TO DO ▸ Find the lines below that contain the string "content". Copy each one.

[START DATA PROVIDED]

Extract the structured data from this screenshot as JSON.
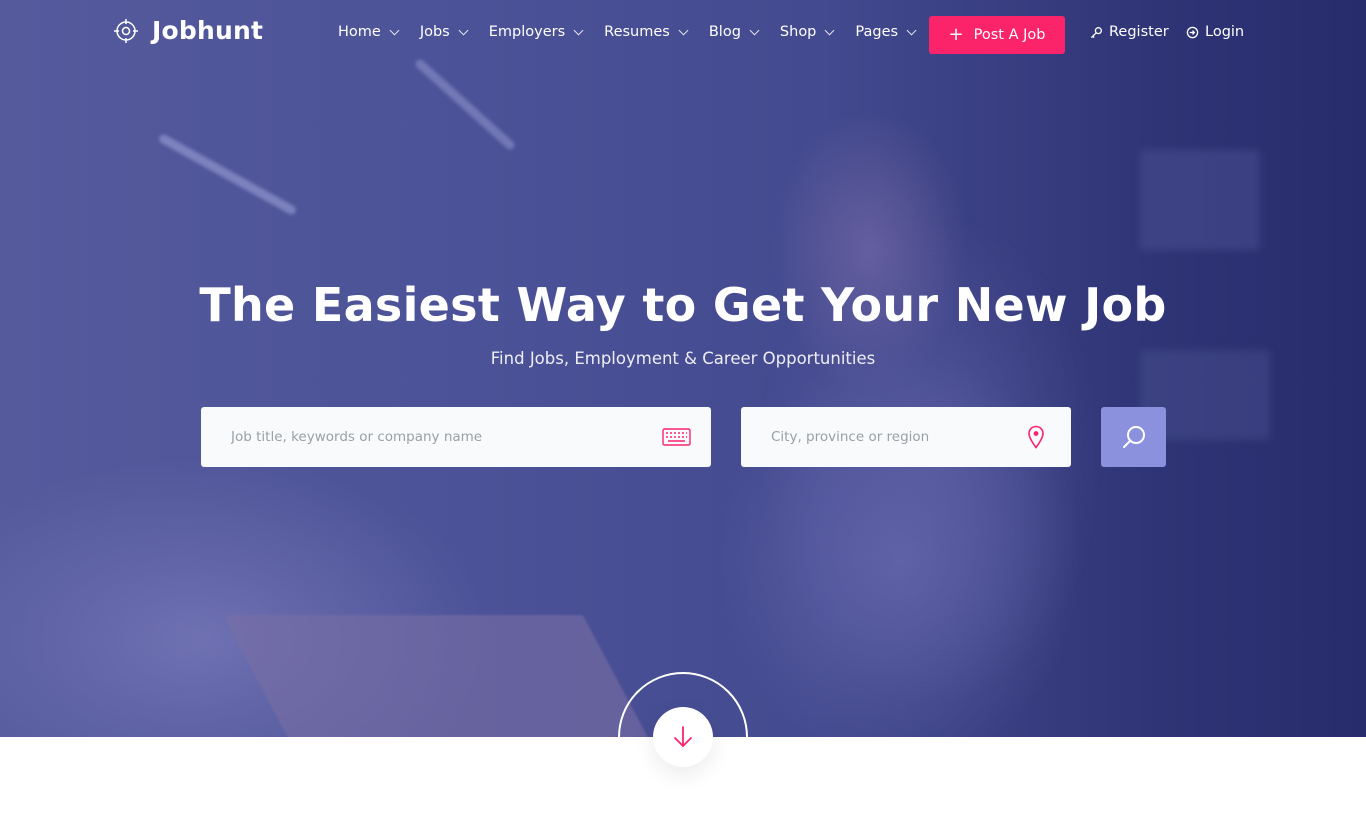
{
  "brand": {
    "name": "Jobhunt",
    "logo_icon": "crosshair-target-icon"
  },
  "nav": {
    "items": [
      {
        "label": "Home",
        "icon": "chevron-down-icon"
      },
      {
        "label": "Jobs",
        "icon": "chevron-down-icon"
      },
      {
        "label": "Employers",
        "icon": "chevron-down-icon"
      },
      {
        "label": "Resumes",
        "icon": "chevron-down-icon"
      },
      {
        "label": "Blog",
        "icon": "chevron-down-icon"
      },
      {
        "label": "Shop",
        "icon": "chevron-down-icon"
      },
      {
        "label": "Pages",
        "icon": "chevron-down-icon"
      }
    ],
    "post_job": {
      "label": "Post A Job",
      "icon": "plus-icon"
    },
    "register": {
      "label": "Register",
      "icon": "key-icon"
    },
    "login": {
      "label": "Login",
      "icon": "login-icon"
    }
  },
  "hero": {
    "title": "The Easiest Way to Get Your New Job",
    "subtitle": "Find Jobs, Employment & Career Opportunities"
  },
  "search": {
    "keyword": {
      "placeholder": "Job title, keywords or company name",
      "value": "",
      "icon": "keyboard-icon"
    },
    "location": {
      "placeholder": "City, province or region",
      "value": "",
      "icon": "map-pin-icon"
    },
    "button_icon": "search-icon"
  },
  "scroll_down": {
    "icon": "arrow-down-icon"
  },
  "colors": {
    "accent": "#fb236a",
    "search_button": "#8b91dd",
    "overlay": "#4c5297",
    "field_bg": "#f9fafb"
  }
}
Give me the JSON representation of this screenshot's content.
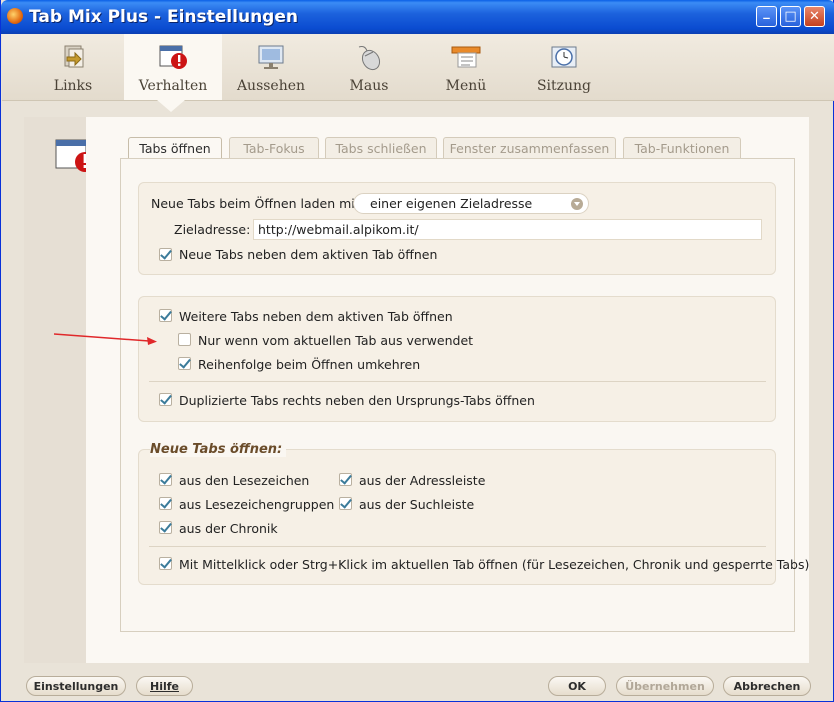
{
  "window": {
    "title": "Tab Mix Plus - Einstellungen"
  },
  "toolbar": {
    "items": [
      {
        "label": "Links",
        "icon": "links-icon"
      },
      {
        "label": "Verhalten",
        "icon": "behavior-icon",
        "active": true
      },
      {
        "label": "Aussehen",
        "icon": "appearance-icon"
      },
      {
        "label": "Maus",
        "icon": "mouse-icon"
      },
      {
        "label": "Menü",
        "icon": "menu-icon"
      },
      {
        "label": "Sitzung",
        "icon": "session-icon"
      }
    ]
  },
  "tabs": [
    "Tabs öffnen",
    "Tab-Fokus",
    "Tabs schließen",
    "Fenster zusammenfassen",
    "Tab-Funktionen"
  ],
  "group1": {
    "load_label": "Neue Tabs beim Öffnen laden mit",
    "load_value": "einer eigenen Zieladresse",
    "url_label": "Zieladresse:",
    "url_value": "http://webmail.alpikom.it/",
    "next_to_active": "Neue Tabs neben dem aktiven Tab öffnen"
  },
  "group2": {
    "further_tabs": "Weitere Tabs neben dem aktiven Tab öffnen",
    "only_if_used": "Nur wenn vom aktuellen Tab aus verwendet",
    "reverse_order": "Reihenfolge beim Öffnen umkehren",
    "duplicate_right": "Duplizierte Tabs rechts neben den Ursprungs-Tabs öffnen"
  },
  "group3": {
    "title": "Neue Tabs öffnen:",
    "from_bookmarks": "aus den Lesezeichen",
    "from_address_bar": "aus der Adressleiste",
    "from_bookmark_groups": "aus Lesezeichengruppen",
    "from_search_bar": "aus der Suchleiste",
    "from_history": "aus der Chronik",
    "middle_click": "Mit Mittelklick oder Strg+Klick im aktuellen Tab öffnen (für Lesezeichen, Chronik und gesperrte Tabs)"
  },
  "buttons": {
    "settings": "Einstellungen",
    "help": "Hilfe",
    "ok": "OK",
    "apply": "Übernehmen",
    "cancel": "Abbrechen"
  },
  "colors": {
    "accent": "#3b7b9a",
    "arrow": "#e0282a",
    "titlebar": "#0a4bd0"
  }
}
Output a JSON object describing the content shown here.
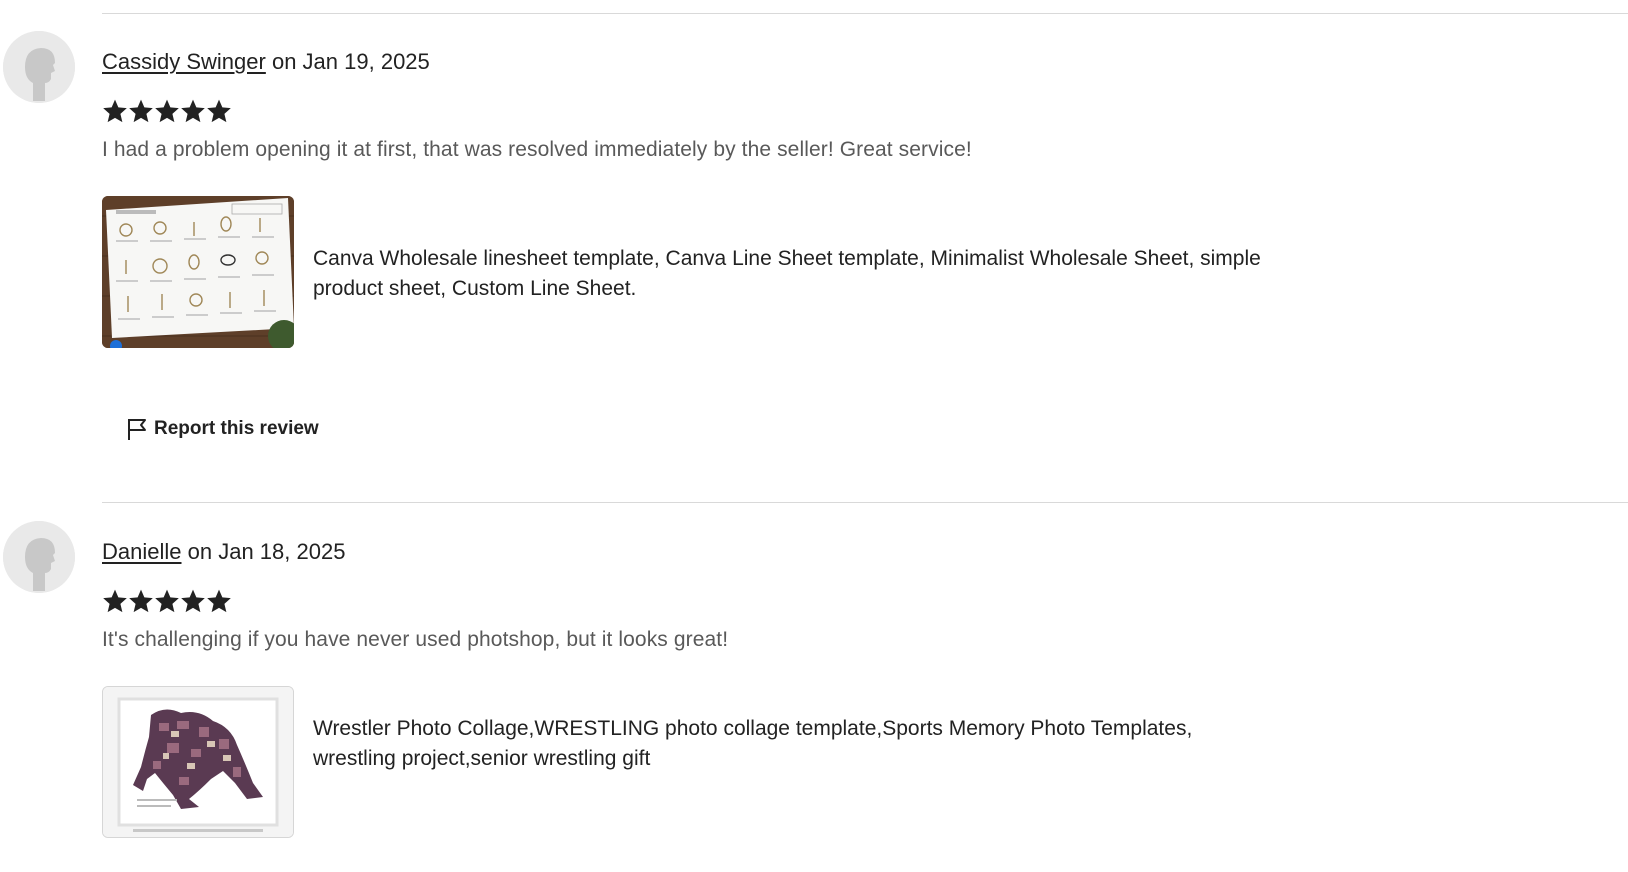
{
  "reviews": [
    {
      "reviewer": "Cassidy Swinger",
      "date_text": "on Jan 19, 2025",
      "rating": 5,
      "text": "I had a problem opening it at first, that was resolved immediately by the seller! Great service!",
      "listing_title": "Canva Wholesale linesheet template, Canva Line Sheet template, Minimalist Wholesale Sheet, simple product sheet, Custom Line Sheet.",
      "report_label": "Report this review"
    },
    {
      "reviewer": "Danielle",
      "date_text": "on Jan 18, 2025",
      "rating": 5,
      "text": "It's challenging if you have never used photshop, but it looks great!",
      "listing_title": "Wrestler Photo Collage,WRESTLING photo collage template,Sports Memory Photo Templates, wrestling project,senior wrestling gift"
    }
  ],
  "colors": {
    "star": "#222222",
    "divider": "#d9d9d9",
    "review_text": "#595959",
    "avatar_bg": "#e9e9e9"
  }
}
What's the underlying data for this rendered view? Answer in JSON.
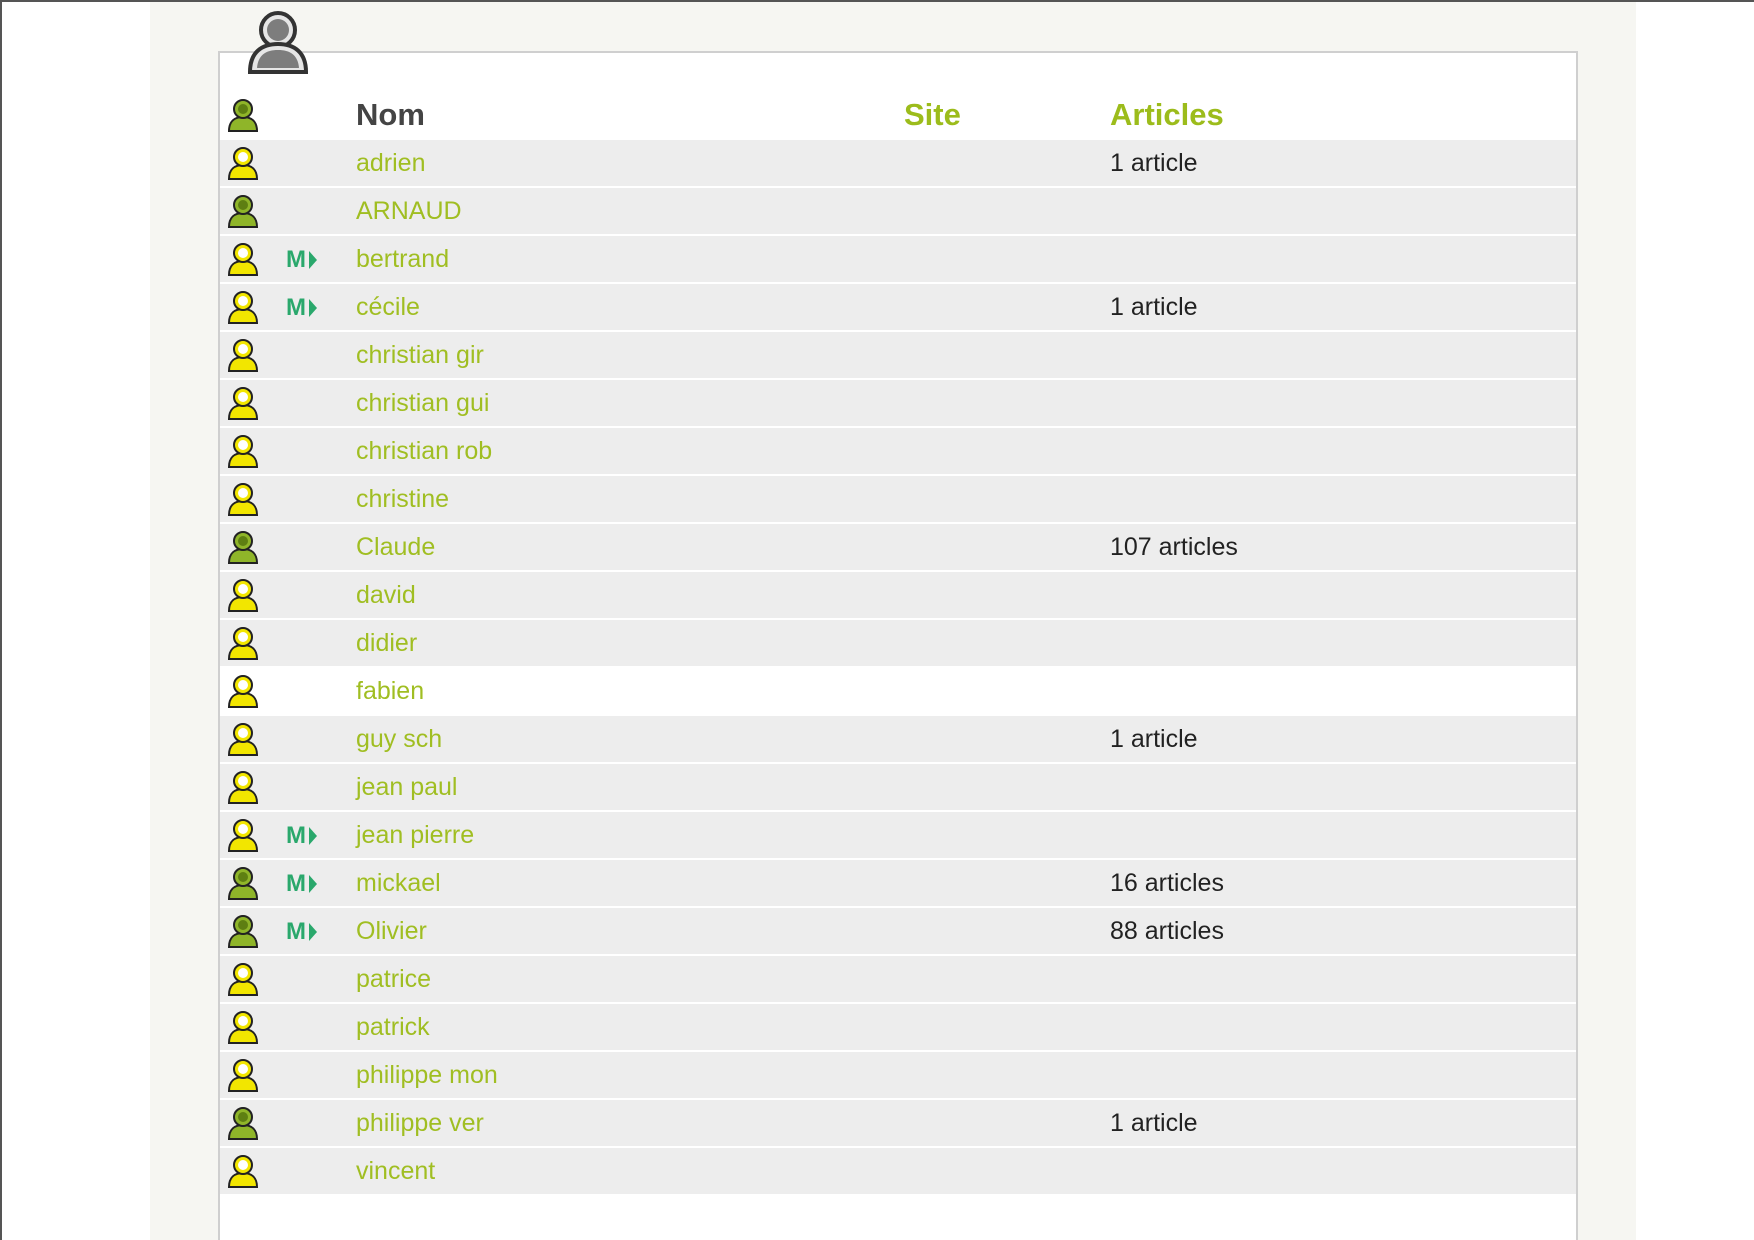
{
  "colors": {
    "link": "#a0be22",
    "header_accent": "#9cbc1b",
    "header_dark": "#444444",
    "row_bg": "#ededed",
    "row_highlight_bg": "#ffffff",
    "mail_icon": "#2aa86c",
    "icon_admin": "#8fb529",
    "icon_redactor": "#f2e600"
  },
  "panel": {
    "icon": "user-silhouette-icon"
  },
  "table": {
    "headers": {
      "name": "Nom",
      "site": "Site",
      "articles": "Articles"
    },
    "rows": [
      {
        "status": "redactor",
        "mail": false,
        "name": "adrien",
        "site": "",
        "articles": "1 article"
      },
      {
        "status": "admin",
        "mail": false,
        "name": "ARNAUD",
        "site": "",
        "articles": ""
      },
      {
        "status": "redactor",
        "mail": true,
        "name": "bertrand",
        "site": "",
        "articles": ""
      },
      {
        "status": "redactor",
        "mail": true,
        "name": "cécile",
        "site": "",
        "articles": "1 article"
      },
      {
        "status": "redactor",
        "mail": false,
        "name": "christian gir",
        "site": "",
        "articles": ""
      },
      {
        "status": "redactor",
        "mail": false,
        "name": "christian gui",
        "site": "",
        "articles": ""
      },
      {
        "status": "redactor",
        "mail": false,
        "name": "christian rob",
        "site": "",
        "articles": ""
      },
      {
        "status": "redactor",
        "mail": false,
        "name": "christine",
        "site": "",
        "articles": ""
      },
      {
        "status": "admin",
        "mail": false,
        "name": "Claude",
        "site": "",
        "articles": "107 articles"
      },
      {
        "status": "redactor",
        "mail": false,
        "name": "david",
        "site": "",
        "articles": ""
      },
      {
        "status": "redactor",
        "mail": false,
        "name": "didier",
        "site": "",
        "articles": ""
      },
      {
        "status": "redactor",
        "mail": false,
        "name": "fabien",
        "site": "",
        "articles": "",
        "highlight": true
      },
      {
        "status": "redactor",
        "mail": false,
        "name": "guy sch",
        "site": "",
        "articles": "1 article"
      },
      {
        "status": "redactor",
        "mail": false,
        "name": "jean paul",
        "site": "",
        "articles": ""
      },
      {
        "status": "redactor",
        "mail": true,
        "name": "jean pierre",
        "site": "",
        "articles": ""
      },
      {
        "status": "admin",
        "mail": true,
        "name": "mickael",
        "site": "",
        "articles": "16 articles"
      },
      {
        "status": "admin",
        "mail": true,
        "name": "Olivier",
        "site": "",
        "articles": "88 articles"
      },
      {
        "status": "redactor",
        "mail": false,
        "name": "patrice",
        "site": "",
        "articles": ""
      },
      {
        "status": "redactor",
        "mail": false,
        "name": "patrick",
        "site": "",
        "articles": ""
      },
      {
        "status": "redactor",
        "mail": false,
        "name": "philippe mon",
        "site": "",
        "articles": ""
      },
      {
        "status": "admin",
        "mail": false,
        "name": "philippe ver",
        "site": "",
        "articles": "1 article"
      },
      {
        "status": "redactor",
        "mail": false,
        "name": "vincent",
        "site": "",
        "articles": ""
      }
    ]
  }
}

[END DATA PROVIDED]

COMPLETE ANSWER ▸
Give me the JSON representation of this screenshot's content.
Output a JSON object describing the content shown here.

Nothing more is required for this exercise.